* [Page extract]
*** Begin section ***

Pointer to a string that appears in the alert/floating window/system movable modal alert. If this field is set to NULL, no alert/ floating window appears/system movable modal alert. Your application should not dispose of this storage until it removes the notification request.


Universal procedure pointer to a response function. If this field is set to NULL, no response function executes when the notification is posted. If this field is set to -1, a pre-defined function removes the notification request when it has completed. However, on Mac OS 8/9, if either nmMark or nmIcon is non-zero, do not set nmResp to -1, because the Notification Manager will remove the diamond mark or the icon before the user sees it.

If you do not need to do any processing in response to the notification, you should set this field to NULL. If you supply a universal procedure pointer to your own response function, the Notification Manager passes your response function one parameter, namely, a universal procedure pointer to your notification structure. Accordingly, this is how you would declare a response function having the name theResponse:

     void  theResponse(NMUPP nmStructurePtr);

You can use response functions to remove notification requests from the notification queue, free any memory, or set a global variable in your application to record that the notification was posted.

*** End section ***

* [Record extracts]
*** Begin section ***

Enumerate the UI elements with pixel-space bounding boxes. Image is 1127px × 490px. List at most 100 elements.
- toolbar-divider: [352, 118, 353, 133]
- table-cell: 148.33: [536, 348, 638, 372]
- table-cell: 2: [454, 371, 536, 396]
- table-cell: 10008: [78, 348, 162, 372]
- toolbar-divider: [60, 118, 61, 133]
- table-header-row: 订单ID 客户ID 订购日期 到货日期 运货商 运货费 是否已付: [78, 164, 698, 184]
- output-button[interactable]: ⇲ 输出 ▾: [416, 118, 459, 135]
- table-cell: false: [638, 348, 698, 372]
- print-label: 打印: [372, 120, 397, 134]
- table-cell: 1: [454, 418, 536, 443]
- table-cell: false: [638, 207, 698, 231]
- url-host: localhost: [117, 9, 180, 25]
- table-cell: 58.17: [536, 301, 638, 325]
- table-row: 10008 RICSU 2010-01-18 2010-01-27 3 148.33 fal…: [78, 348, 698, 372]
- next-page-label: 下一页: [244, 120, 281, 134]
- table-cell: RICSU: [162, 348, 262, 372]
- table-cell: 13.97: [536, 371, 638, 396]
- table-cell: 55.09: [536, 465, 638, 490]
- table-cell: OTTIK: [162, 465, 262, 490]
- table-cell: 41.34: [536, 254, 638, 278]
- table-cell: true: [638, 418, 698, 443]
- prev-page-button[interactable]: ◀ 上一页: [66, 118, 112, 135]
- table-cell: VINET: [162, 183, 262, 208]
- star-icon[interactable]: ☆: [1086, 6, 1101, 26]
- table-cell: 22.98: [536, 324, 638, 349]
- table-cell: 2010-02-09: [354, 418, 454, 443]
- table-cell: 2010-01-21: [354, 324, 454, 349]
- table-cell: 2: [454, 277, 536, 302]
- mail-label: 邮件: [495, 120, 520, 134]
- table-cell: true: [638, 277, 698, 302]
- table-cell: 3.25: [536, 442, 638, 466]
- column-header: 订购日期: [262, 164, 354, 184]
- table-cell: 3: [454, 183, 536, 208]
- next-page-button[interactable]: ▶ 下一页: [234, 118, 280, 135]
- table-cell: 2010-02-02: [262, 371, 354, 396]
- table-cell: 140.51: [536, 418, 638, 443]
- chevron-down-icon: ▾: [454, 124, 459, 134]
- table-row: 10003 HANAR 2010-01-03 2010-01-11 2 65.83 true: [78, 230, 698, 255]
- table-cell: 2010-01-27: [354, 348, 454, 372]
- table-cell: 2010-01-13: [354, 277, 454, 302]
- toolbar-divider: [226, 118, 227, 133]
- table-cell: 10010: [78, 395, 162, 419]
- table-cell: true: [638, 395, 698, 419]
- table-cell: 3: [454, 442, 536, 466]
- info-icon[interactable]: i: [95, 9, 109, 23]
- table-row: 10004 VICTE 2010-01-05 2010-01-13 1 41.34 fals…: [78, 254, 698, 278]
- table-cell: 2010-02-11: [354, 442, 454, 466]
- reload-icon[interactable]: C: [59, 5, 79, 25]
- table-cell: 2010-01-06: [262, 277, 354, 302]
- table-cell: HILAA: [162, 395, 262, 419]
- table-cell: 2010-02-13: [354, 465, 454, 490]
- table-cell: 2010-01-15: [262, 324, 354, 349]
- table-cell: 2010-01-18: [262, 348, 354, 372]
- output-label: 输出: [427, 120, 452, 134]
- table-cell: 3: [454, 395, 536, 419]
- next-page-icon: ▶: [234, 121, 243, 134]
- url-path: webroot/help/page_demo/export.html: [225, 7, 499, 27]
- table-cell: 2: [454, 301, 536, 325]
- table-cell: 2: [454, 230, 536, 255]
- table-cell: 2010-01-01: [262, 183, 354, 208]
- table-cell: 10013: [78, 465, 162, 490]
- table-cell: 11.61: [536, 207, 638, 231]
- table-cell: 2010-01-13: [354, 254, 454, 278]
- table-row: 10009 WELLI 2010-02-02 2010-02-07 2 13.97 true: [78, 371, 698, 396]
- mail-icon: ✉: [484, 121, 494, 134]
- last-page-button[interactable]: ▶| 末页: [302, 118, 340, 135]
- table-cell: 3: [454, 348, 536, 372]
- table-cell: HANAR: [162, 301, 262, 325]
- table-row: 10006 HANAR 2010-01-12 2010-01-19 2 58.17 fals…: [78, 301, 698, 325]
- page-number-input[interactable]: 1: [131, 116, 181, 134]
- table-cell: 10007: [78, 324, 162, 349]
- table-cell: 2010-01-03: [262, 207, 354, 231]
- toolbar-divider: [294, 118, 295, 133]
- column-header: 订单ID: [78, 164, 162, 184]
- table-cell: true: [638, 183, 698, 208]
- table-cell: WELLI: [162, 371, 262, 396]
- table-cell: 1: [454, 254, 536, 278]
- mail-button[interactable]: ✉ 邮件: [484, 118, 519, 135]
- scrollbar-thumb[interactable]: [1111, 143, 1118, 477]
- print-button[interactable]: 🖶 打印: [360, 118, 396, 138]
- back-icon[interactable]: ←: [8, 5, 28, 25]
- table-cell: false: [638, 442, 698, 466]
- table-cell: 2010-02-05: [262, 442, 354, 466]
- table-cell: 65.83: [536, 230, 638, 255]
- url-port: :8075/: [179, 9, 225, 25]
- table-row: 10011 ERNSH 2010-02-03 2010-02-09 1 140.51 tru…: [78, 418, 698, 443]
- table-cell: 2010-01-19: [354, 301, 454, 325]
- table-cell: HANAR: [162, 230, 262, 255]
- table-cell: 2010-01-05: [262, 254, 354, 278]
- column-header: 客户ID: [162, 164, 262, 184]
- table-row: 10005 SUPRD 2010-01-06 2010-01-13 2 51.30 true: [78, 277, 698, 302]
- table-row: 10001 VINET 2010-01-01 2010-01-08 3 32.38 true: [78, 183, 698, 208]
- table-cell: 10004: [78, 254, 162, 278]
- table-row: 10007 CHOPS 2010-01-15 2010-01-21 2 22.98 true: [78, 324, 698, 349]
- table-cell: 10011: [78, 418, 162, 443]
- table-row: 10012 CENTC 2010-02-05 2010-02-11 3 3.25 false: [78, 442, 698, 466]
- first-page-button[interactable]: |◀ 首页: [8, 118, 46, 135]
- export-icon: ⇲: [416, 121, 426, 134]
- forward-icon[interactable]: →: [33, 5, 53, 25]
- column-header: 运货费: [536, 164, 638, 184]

*** End section ***

* [Task 1]
Answer these questions about the Notification Manager extract:
(a) Until when should the application keep the storage for the string?
(b) What happens if the response function field is set to -1?
(c) What single parameter does the Notification Manager pass to your response function?
* [Task 2] Repeat the part of the Notification Manager extract starting with "You can use" and going on through "notification was posted.", word for word.

* [Task result 1]
(a) Until it removes the notification request.
(b) A pre-defined function removes the notification request when it has completed.
(c) A universal procedure pointer to your notification structure.

* [Task result 2]
You can use response functions to remove notification requests from the notification queue, free any memory, or set a global variable in your application to record that the notification was posted.